◆ Written exercise ◆
Reproduce the listing exactly and skip over any pictures.

================

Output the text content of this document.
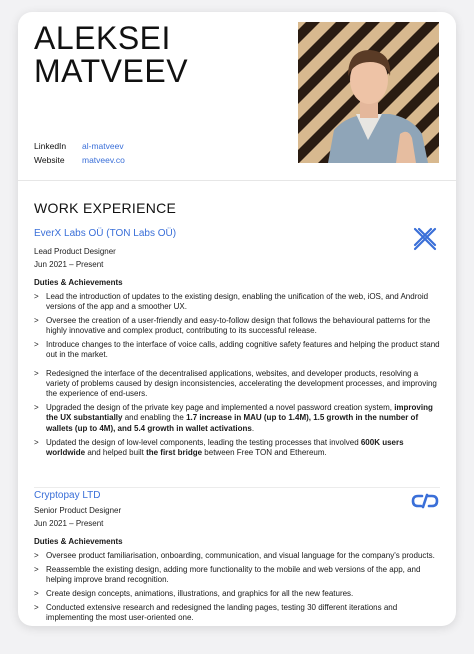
ALEKSEI
MATVEEV
LinkedIn	al-matveev
Website	matveev.co
WORK EXPERIENCE
EverX Labs OÜ (TON Labs OÜ)
Lead Product Designer
Jun 2021 – Present
Duties & Achievements
> Lead the introduction of updates to the existing design, enabling the unification of the web, iOS, and Android versions of the app and a smoother UX.
> Oversee the creation of a user-friendly and easy-to-follow design that follows the behavioural patterns for the highly innovative and complex product, contributing to its successful release.
> Introduce changes to the interface of voice calls, adding cognitive safety features and helping the product stand out in the market.
> Redesigned the interface of the decentralised applications, websites, and developer products, resolving a variety of problems caused by design inconsistencies, accelerating the development processes, and improving the experience of end-users.
> Upgraded the design of the private key page and implemented a novel password creation system, improving the UX substantially and enabling the 1.7 increase in MAU (up to 1.4M), 1.5 growth in the number of wallets (up to 4M), and 5.4 growth in wallet activations.
> Updated the design of low-level components, leading the testing processes that involved 600K users worldwide and helped built the first bridge between Free TON and Ethereum.
Cryptopay LTD
Senior Product Designer
Jun 2021 – Present
Duties & Achievements
> Oversee product familiarisation, onboarding, communication, and visual language for the company's products.
> Reassemble the existing design, adding more functionality to the mobile and web versions of the app, and helping improve brand recognition.
> Create design concepts, animations, illustrations, and graphics for all the new features.
> Conducted extensive research and redesigned the landing pages, testing 30 different iterations and implementing the most user-oriented one.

================

◆ Written answer ◆
Output the text content of this document.
ALEKSEI
MATVEEV
LinkedIn	al-matveev
Website	matveev.co
WORK EXPERIENCE
EverX Labs OÜ (TON Labs OÜ)
Lead Product Designer
Jun 2021 – Present
Duties & Achievements
> Lead the introduction of updates to the existing design, enabling the unification of the web, iOS, and Android versions of the app and a smoother UX.
> Oversee the creation of a user-friendly and easy-to-follow design that follows the behavioural patterns for the highly innovative and complex product, contributing to its successful release.
> Introduce changes to the interface of voice calls, adding cognitive safety features and helping the product stand out in the market.
> Redesigned the interface of the decentralised applications, websites, and developer products, resolving a variety of problems caused by design inconsistencies, accelerating the development processes, and improving the experience of end-users.
> Upgraded the design of the private key page and implemented a novel password creation system, improving the UX substantially and enabling the 1.7 increase in MAU (up to 1.4M), 1.5 growth in the number of wallets (up to 4M), and 5.4 growth in wallet activations.
> Updated the design of low-level components, leading the testing processes that involved 600K users worldwide and helped built the first bridge between Free TON and Ethereum.
Cryptopay LTD
Senior Product Designer
Jun 2021 – Present
Duties & Achievements
> Oversee product familiarisation, onboarding, communication, and visual language for the company's products.
> Reassemble the existing design, adding more functionality to the mobile and web versions of the app, and helping improve brand recognition.
> Create design concepts, animations, illustrations, and graphics for all the new features.
> Conducted extensive research and redesigned the landing pages, testing 30 different iterations and implementing the most user-oriented one.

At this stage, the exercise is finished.